MATERIAL FOR THIS EXERCISE:
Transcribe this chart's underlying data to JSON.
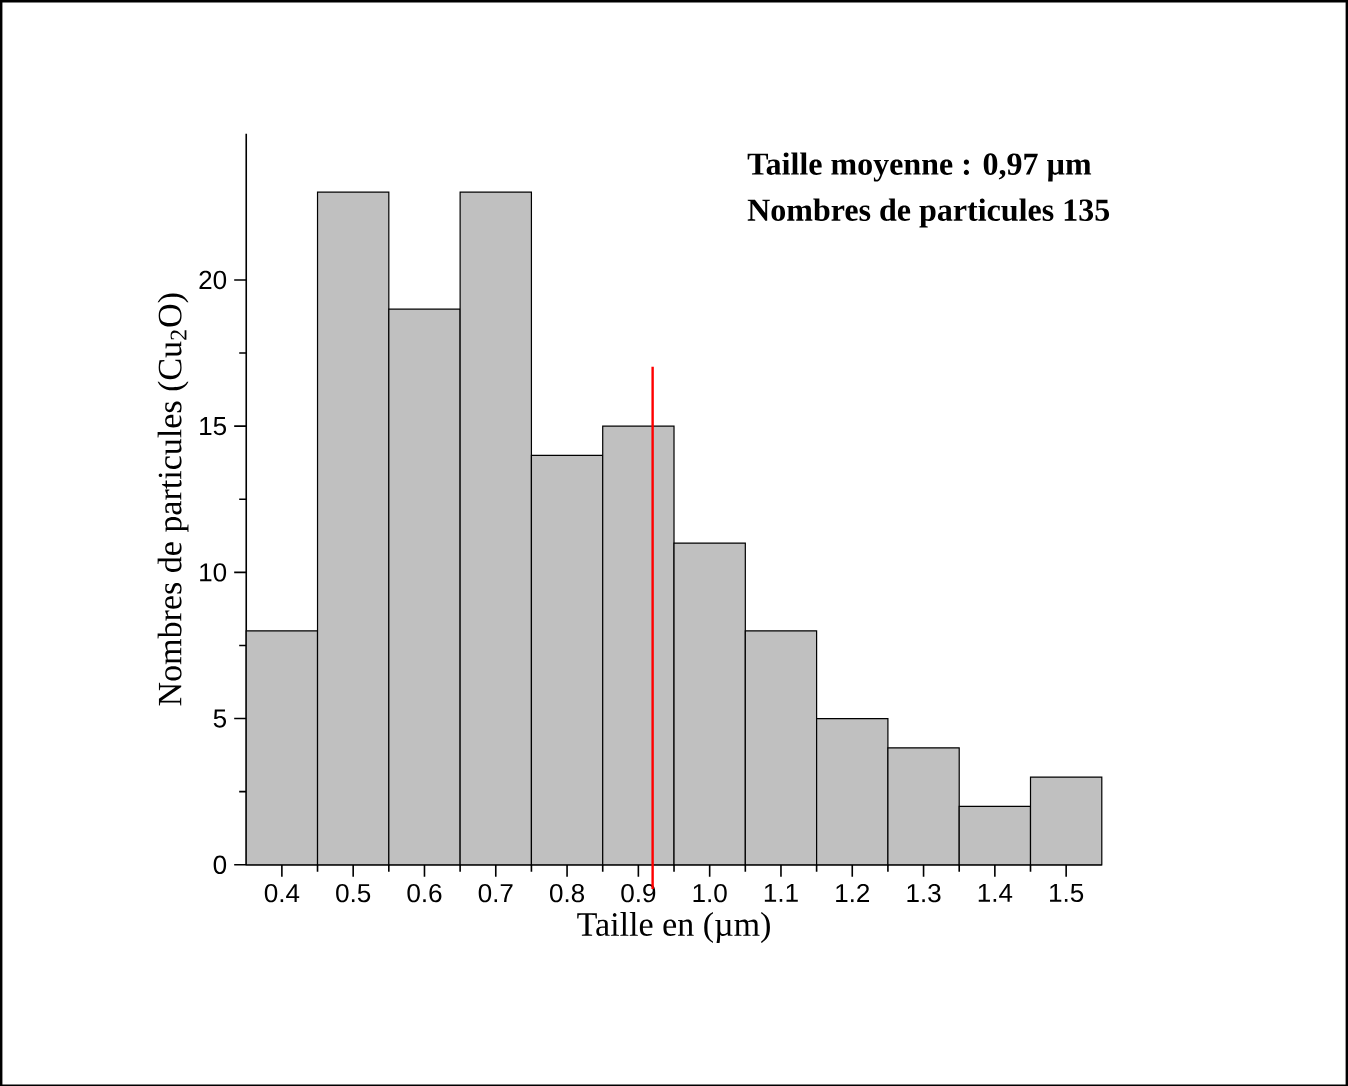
{
  "chart_data": {
    "type": "histogram",
    "xlabel": "Taille en (µm)",
    "ylabel": "Nombres de particules (Cu$_{2}$O)",
    "annotations": [
      "Taille moyenne : 0,97 µm",
      "Nombres de particules 135"
    ],
    "bins": [
      0.35,
      0.45,
      0.55,
      0.65,
      0.75,
      0.85,
      0.95,
      1.05,
      1.15,
      1.25,
      1.35,
      1.45,
      1.55
    ],
    "values": [
      8,
      23,
      19,
      23,
      14,
      15,
      11,
      8,
      5,
      4,
      2,
      3
    ],
    "color": "#c0c0c0",
    "xlim": [
      0.35,
      1.55
    ],
    "xticks": [
      0.4,
      0.5,
      0.6,
      0.7,
      0.8,
      0.9,
      {
        "value": 1.0,
        "label": "1.0"
      },
      1.1,
      1.2,
      1.3,
      1.4,
      1.5
    ],
    "ylim": [
      0,
      25
    ],
    "yticks": [
      0,
      5,
      10,
      15,
      20
    ],
    "ref_lines": [
      {
        "axis": "x",
        "value": 0.92,
        "color": "#ff0000"
      }
    ]
  }
}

TASK GOAL: Select every line of the records holding the string "particules".

TASK OUTPUT:
    "ylabel": "Nombres de particules (Cu$_{2}$O)",
      "Nombres de particules 135"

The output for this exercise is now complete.